*Text passage*:

=== Begin Enclosure ===

After wrapping the boy in a fuzzy orange and yellow blanket for the night, Rangel helped him sit up to drink a rehydration solution. His sips were so small, though, that he barely swallowed anything. Moments later, the nurse heard him moan. He vomited on the bed and over the rail.
“OK, better?” Rangel asked. Then another wave overtook him.
Everyone called Rancy by his last name, “Willie,” because there was no relative to correct them. The little boy’s voice was weak and hard to hear, muffled by the medical workers’ headgear.
Rancy was moved into Junior’s room on the ward for confirmed cases. Two nights later, Rancy fell, hit his head and began bleeding profusely. It took an hour and a half for a nurse to come because staff members were busy admitting very sick patients on the ward for suspected cases.
“I had to make a choice,” Bridget Ann Mulrooney, an American nurse, explained to her colleagues that night. There was limited time she could spend in her protective suit, and so many competing needs.
She had bandaged Rancy and put him to bed, but in the middle of the night he got up, confused, and began wandering around naked. Junior, spooked by what he thought was Rancy’s ghost, fled and found a bed in another part of the ward.
Junior no longer had a fever and had begun sitting outside during the day and eating again, his face brightening into a smile whenever he was greeted. Each day, he looked better. A doctor stopped during rounds one morning to pick him up and twirl him around.
On the night of Oct. 17, his fifth at the center, Rancy moaned and moaned.
“What do you want?” a nurse asked. She and a doctor cleaned his bloody diarrhea and gave him a Tylenol-like painkiller and a sedative to help him sleep.
He was bleeding from his eyes, nose and mouth. His sister and a cousin had been admitted and had taken Junior’s place in the room, but they were too sick to offer comfort.
Rancy, whose stepfather said he loved dancing and soccer and wanted to be a civil engineer, died before sunrise.
That morning, after more than two weeks at the center, Junior was discharged to live with his aunt and uncle, Ebola no longer detectable in his blood. He smiled broadly and said he had not been afraid until people around him began to die. On Friday, he said by phone that he hoped to go to school one day; he had never attended.
Williams, the 5-year-old, was still a patient when Junior left. His father, George Beyan, had been discharged the same day Williams tested positive for Ebola, and aid workers at the center encouraged him to come back to the ward to help care for his son.
During triage, a nurse checked off just about every symptom on the case investigation form for Williams: fever; vomiting; pain in his stomach, chest, muscles and joints; difficulty swallowing and breathing; a rash; and red eyes.
Beyan sat Williams up, encouraged him to eat and drink, asked staff members for extra juice, and even walked him outside to get some fresh air and sunlight. The father sat vigil as Williams napped, and he held him close overnight, wrapped in the same blanket.
Beyan would tell anyone who asked that his son was doing better, little by little. “Small, small,” he would say in Liberian English. The doctors wanted to believe it, too, even as Williams ran high fevers and had continuing diarrhea.
After all, Junior’s survival had surprised them, and so had Beyan’s. He had been staggering when he was admitted in early October, and he had hiccupped for days, a sign strongly associated with death from Ebola at the center. The disease was capricious, the doctors were learning.
Williams began crying one evening, after having had a 104-degree fever that day. He had just been outside watching a movie. Then he was gone.
Beyan was inconsolable. “My little boy,” he sobbed.

=== End Enclosure ===

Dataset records

=== Begin Enclosure ===

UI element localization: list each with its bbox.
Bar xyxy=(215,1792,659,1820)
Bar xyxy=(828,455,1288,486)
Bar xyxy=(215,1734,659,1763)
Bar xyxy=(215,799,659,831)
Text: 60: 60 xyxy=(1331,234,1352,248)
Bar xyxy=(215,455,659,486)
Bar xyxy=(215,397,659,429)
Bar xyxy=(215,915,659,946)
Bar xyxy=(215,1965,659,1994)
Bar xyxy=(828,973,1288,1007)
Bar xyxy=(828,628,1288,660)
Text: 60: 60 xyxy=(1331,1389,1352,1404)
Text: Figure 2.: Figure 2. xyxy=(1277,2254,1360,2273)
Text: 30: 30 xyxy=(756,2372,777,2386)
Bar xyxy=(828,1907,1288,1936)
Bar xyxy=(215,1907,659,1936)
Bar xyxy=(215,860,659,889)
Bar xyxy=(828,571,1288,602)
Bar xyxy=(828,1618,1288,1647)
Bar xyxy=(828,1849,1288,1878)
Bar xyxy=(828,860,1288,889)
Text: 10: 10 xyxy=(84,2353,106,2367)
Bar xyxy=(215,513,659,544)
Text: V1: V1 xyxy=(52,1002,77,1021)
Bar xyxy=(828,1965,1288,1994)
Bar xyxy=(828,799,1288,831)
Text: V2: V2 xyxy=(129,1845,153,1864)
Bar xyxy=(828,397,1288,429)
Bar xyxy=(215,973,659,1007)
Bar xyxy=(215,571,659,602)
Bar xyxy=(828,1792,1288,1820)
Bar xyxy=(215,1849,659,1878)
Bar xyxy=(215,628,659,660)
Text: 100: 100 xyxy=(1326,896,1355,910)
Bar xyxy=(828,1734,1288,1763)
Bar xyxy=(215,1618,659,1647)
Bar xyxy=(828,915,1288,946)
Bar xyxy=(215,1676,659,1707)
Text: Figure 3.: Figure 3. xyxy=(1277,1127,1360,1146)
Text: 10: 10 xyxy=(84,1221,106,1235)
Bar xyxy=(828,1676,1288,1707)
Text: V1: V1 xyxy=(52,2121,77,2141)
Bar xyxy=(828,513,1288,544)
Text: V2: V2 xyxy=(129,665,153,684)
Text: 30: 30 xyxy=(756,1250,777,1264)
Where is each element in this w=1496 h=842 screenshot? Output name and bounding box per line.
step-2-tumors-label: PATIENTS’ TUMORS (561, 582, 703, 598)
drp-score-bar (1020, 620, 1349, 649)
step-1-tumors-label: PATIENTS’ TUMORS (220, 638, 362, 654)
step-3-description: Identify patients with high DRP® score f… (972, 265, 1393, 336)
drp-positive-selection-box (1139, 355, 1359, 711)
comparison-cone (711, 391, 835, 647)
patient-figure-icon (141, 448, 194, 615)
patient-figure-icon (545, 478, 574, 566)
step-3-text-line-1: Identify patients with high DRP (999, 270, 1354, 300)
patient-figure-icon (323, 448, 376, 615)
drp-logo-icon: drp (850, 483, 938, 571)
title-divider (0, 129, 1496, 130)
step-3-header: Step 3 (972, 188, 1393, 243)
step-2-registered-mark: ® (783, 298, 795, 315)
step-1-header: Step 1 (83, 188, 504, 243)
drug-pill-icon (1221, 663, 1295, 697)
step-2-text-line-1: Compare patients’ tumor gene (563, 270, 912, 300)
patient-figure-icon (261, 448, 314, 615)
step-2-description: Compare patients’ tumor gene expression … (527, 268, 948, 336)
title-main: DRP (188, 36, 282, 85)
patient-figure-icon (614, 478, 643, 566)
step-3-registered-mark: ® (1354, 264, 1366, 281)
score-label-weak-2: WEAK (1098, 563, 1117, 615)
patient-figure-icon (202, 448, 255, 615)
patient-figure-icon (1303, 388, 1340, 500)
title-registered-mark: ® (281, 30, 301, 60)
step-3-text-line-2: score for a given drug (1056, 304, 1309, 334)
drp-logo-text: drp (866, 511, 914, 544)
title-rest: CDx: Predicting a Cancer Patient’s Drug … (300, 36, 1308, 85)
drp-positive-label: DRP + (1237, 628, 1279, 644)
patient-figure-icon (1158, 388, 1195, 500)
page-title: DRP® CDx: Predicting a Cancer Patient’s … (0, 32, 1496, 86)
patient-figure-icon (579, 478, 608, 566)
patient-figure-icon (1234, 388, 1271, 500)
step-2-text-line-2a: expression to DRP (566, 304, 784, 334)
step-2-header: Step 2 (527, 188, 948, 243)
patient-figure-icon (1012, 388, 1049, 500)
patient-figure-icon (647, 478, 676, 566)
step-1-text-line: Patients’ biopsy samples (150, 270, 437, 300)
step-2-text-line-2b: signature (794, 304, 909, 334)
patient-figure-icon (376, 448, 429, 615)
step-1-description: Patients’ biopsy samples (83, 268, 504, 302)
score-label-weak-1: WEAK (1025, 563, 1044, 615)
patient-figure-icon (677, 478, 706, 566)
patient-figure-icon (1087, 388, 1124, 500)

=== End Enclosure ===

List every person referred to by name in the passage about the Ebola treatment center.

Rangel, Rancy, Junior, Bridget Ann Mulrooney, Williams, George Beyan